The Ministry for Primary Industries (MPI) has temporarily suspended consideration of cattle livestock export applications.
It follows the disappearance of a cargo ship that went missing during a typhoon with 43 people - believed to include two New Zealanders, two Australians, and the remainder Filipinos - and almost 6000 cattle on board.
The Japan Coast Guard today said a distress signal had come from the "Gulf Livestock 1".
One Filipino crew member who was picked up by the Japan Coast Guard said the ship's engine failed, then it was hit by a freak wave and capsized. The fate of the rest of the crew is unknown.
Australian vet Lynn Simpson who has done 57 voyages on livestock ships described the Gulf Livestock 1 as relatively small, with some vessels able to carry up to 20,000 animals.
She said the smaller the vessel the greater the risk in rough weather, and believed the economic realities of live animal shipments meant a ship was under pressure to get to its destination as quickly as possible.

▶ **Record set**
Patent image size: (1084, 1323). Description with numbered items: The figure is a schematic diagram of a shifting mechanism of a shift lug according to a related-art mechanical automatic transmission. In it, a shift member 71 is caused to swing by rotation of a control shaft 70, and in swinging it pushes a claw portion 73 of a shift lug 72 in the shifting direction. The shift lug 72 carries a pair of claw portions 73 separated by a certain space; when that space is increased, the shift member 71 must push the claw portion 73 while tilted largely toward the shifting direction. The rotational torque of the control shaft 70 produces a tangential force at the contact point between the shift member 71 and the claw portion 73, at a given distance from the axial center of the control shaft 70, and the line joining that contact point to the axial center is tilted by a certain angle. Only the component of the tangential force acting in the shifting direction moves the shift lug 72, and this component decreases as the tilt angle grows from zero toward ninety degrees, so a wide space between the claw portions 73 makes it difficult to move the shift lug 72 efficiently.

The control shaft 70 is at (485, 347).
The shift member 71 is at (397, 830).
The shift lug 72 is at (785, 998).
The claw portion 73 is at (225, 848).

▶ **Aim of the exercise**
Please list each nationality that the text about the missing livestock ship gives for the 43 people on board, along with how many of each it states.

▶ **Answer below**
New Zealanders: two
Australians: two
Filipinos: the remainder